====== Supplied records

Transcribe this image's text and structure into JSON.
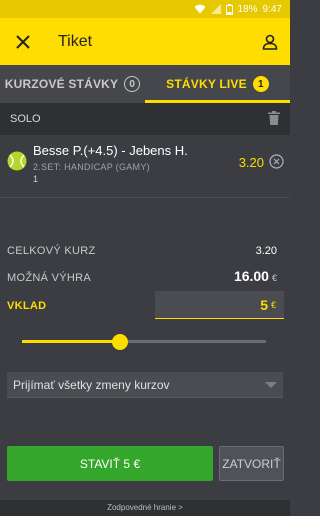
{
  "status_bar": {
    "battery": "18%",
    "time": "9:47"
  },
  "header": {
    "title": "Tiket"
  },
  "tabs": [
    {
      "label": "KURZOVÉ STÁVKY",
      "count": "0"
    },
    {
      "label": "STÁVKY LIVE",
      "count": "1"
    }
  ],
  "ticket": {
    "type_label": "SOLO"
  },
  "bet": {
    "match": "Besse P.(+4.5) - Jebens H.",
    "market": "2.SET: HANDICAP (GAMY)",
    "selection": "1",
    "odds": "3.20"
  },
  "summary": {
    "total_odds_label": "CELKOVÝ KURZ",
    "total_odds": "3.20",
    "possible_win_label": "MOŽNÁ VÝHRA",
    "possible_win": "16.00",
    "stake_label": "VKLAD",
    "stake": "5",
    "currency": "€"
  },
  "stake_slider": {
    "level": 0.4
  },
  "odds_change": {
    "selected": "Prijímať všetky zmeny kurzov"
  },
  "actions": {
    "place_label": "STAVIŤ 5 €",
    "close_label": "ZATVORIŤ"
  },
  "footer": {
    "link": "Zodpovedné hranie >"
  },
  "colors": {
    "accent": "#ffdd00",
    "primary_button": "#35a62c",
    "background": "#3b3d42"
  }
}
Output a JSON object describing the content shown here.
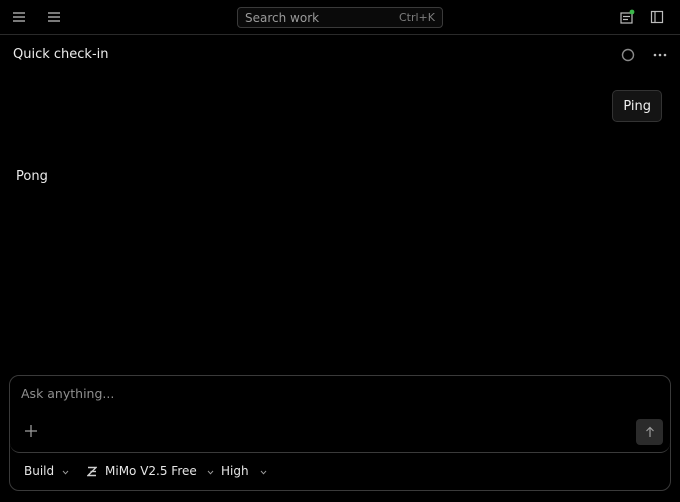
{
  "topbar": {
    "search_placeholder": "Search work",
    "search_shortcut": "Ctrl+K"
  },
  "conversation": {
    "title": "Quick check-in",
    "messages": [
      {
        "role": "user",
        "text": "Ping"
      },
      {
        "role": "assistant",
        "text": "Pong"
      }
    ]
  },
  "composer": {
    "placeholder": "Ask anything...",
    "mode": "Build",
    "model": "MiMo V2.5 Free",
    "effort": "High"
  },
  "colors": {
    "background": "#000000",
    "notification_dot": "#3bb84a"
  }
}
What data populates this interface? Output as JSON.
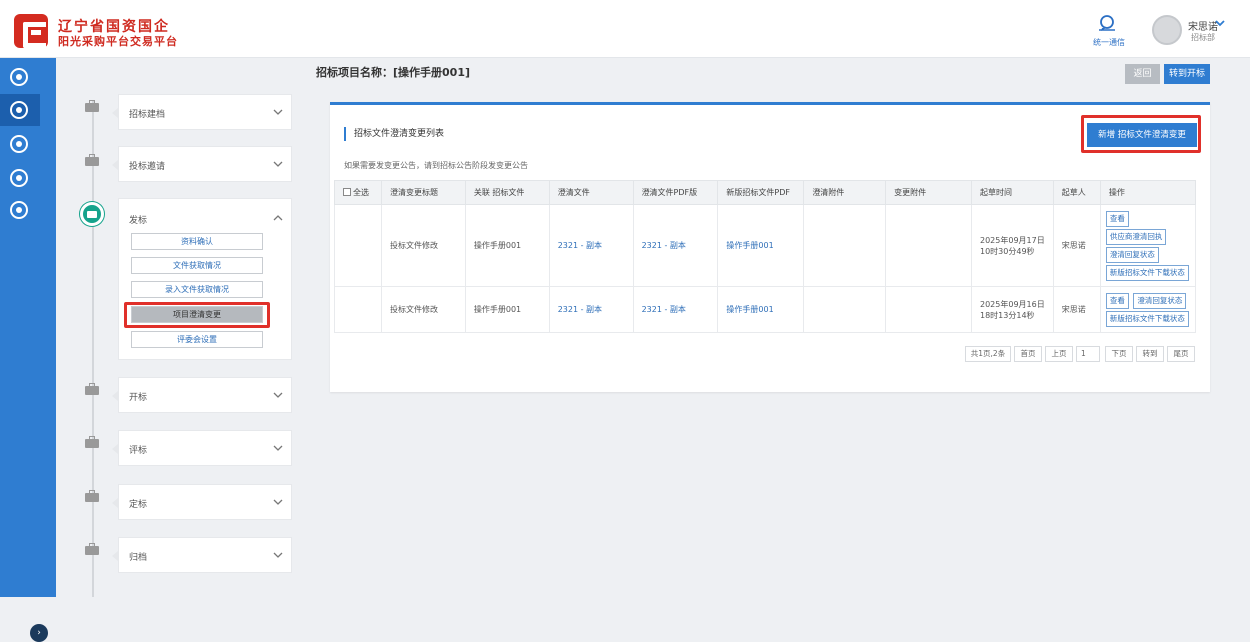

============

Work instructions =
Write out again every line above exactly as given; the pictures do not belong in the copy.

Finished exercise =
Transcribe this image's text and structure into JSON.
{
  "status_bar": {
    "battery": "18%",
    "time": "9:47"
  },
  "header": {
    "title": "Tiket"
  },
  "tabs": [
    {
      "label": "KURZOVÉ STÁVKY",
      "count": "0"
    },
    {
      "label": "STÁVKY LIVE",
      "count": "1"
    }
  ],
  "ticket": {
    "type_label": "SOLO"
  },
  "bet": {
    "match": "Besse P.(+4.5) - Jebens H.",
    "market": "2.SET: HANDICAP (GAMY)",
    "selection": "1",
    "odds": "3.20"
  },
  "summary": {
    "total_odds_label": "CELKOVÝ KURZ",
    "total_odds": "3.20",
    "possible_win_label": "MOŽNÁ VÝHRA",
    "possible_win": "16.00",
    "stake_label": "VKLAD",
    "stake": "5",
    "currency": "€"
  },
  "stake_slider": {
    "level": 0.4
  },
  "odds_change": {
    "selected": "Prijímať všetky zmeny kurzov"
  },
  "actions": {
    "place_label": "STAVIŤ 5 €",
    "close_label": "ZATVORIŤ"
  },
  "footer": {
    "link": "Zodpovedné hranie >"
  },
  "colors": {
    "accent": "#ffdd00",
    "primary_button": "#35a62c",
    "background": "#3b3d42"
  }
}
Output a JSON object describing the content shown here.
{
  "topbar": {
    "search_placeholder": "Search work",
    "search_shortcut": "Ctrl+K"
  },
  "conversation": {
    "title": "Quick check-in",
    "messages": [
      {
        "role": "user",
        "text": "Ping"
      },
      {
        "role": "assistant",
        "text": "Pong"
      }
    ]
  },
  "composer": {
    "placeholder": "Ask anything...",
    "mode": "Build",
    "model": "MiMo V2.5 Free",
    "effort": "High"
  },
  "colors": {
    "background": "#000000",
    "notification_dot": "#3bb84a"
  }
}
What data populates this interface? Output as JSON.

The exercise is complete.